• **Your objective**
Identify every line containing the word "Pairwise" and reproduce each one.

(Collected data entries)
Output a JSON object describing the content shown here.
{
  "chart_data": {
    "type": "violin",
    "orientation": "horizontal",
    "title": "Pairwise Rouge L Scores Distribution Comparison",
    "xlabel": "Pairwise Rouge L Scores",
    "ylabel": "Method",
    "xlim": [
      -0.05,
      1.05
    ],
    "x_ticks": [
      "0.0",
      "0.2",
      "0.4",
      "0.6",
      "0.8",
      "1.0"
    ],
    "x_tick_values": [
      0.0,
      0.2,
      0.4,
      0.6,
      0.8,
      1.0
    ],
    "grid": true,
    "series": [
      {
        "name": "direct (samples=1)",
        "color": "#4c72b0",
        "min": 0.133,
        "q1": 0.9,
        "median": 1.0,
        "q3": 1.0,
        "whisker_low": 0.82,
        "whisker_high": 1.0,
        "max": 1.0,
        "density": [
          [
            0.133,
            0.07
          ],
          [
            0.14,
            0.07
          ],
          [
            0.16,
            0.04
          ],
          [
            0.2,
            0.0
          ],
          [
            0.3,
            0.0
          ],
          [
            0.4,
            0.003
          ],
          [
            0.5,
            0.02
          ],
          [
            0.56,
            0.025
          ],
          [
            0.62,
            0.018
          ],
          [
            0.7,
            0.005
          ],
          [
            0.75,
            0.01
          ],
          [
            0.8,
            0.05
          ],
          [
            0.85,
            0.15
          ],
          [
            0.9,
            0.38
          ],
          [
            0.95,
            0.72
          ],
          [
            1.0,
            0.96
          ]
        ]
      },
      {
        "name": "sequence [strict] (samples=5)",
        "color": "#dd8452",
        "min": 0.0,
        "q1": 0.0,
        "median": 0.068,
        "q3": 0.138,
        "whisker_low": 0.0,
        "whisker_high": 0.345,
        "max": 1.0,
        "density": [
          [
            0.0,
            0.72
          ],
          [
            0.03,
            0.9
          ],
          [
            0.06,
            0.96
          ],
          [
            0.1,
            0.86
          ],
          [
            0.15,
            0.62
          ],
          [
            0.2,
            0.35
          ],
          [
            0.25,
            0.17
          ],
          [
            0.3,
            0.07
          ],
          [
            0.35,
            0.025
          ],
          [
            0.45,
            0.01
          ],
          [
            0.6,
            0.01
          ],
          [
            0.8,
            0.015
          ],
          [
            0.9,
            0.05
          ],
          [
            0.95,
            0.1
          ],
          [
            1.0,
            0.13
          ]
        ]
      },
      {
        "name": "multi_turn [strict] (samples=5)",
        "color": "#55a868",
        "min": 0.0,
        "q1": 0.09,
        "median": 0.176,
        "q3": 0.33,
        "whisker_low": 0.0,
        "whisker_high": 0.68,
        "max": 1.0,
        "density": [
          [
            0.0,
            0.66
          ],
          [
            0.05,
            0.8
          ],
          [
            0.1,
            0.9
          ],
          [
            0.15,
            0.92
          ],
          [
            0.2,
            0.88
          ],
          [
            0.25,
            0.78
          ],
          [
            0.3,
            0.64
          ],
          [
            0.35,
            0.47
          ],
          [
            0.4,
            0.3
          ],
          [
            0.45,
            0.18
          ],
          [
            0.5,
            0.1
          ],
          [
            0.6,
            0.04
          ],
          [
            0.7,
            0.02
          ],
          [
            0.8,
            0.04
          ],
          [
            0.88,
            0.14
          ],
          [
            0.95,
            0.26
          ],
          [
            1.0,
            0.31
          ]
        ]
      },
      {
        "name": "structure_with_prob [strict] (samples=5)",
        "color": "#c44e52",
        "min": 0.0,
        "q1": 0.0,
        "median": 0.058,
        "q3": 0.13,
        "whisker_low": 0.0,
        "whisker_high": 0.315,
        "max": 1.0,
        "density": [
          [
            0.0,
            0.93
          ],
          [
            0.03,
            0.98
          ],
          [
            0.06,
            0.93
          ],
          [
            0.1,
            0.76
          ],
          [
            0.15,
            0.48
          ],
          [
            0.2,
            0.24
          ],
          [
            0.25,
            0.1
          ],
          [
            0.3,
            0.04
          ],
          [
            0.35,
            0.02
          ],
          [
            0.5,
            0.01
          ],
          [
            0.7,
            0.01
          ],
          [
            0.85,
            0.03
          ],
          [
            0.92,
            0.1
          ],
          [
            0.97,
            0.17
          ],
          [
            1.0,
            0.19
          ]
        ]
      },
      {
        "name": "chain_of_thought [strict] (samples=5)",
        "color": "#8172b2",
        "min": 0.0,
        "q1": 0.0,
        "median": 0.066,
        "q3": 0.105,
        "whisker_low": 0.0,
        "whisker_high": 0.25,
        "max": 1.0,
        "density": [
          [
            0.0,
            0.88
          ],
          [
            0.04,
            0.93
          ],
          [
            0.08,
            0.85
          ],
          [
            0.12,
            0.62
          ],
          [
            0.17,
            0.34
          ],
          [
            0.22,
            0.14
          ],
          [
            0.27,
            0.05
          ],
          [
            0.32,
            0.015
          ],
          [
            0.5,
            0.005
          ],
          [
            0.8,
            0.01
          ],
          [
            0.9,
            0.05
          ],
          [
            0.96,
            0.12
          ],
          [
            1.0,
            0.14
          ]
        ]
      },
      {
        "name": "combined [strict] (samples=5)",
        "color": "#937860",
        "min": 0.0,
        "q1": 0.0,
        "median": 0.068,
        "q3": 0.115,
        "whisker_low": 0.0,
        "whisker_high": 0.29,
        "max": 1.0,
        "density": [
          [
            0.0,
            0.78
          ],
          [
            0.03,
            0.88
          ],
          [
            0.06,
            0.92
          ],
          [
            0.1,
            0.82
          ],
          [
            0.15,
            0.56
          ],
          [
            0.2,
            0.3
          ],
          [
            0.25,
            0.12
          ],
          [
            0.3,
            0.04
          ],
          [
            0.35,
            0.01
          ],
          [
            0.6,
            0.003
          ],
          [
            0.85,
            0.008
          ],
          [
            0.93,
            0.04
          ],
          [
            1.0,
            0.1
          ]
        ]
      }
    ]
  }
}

• **Result of the task**
    "title": "Pairwise Rouge L Scores Distribution Comparison",
    "xlabel": "Pairwise Rouge L Scores",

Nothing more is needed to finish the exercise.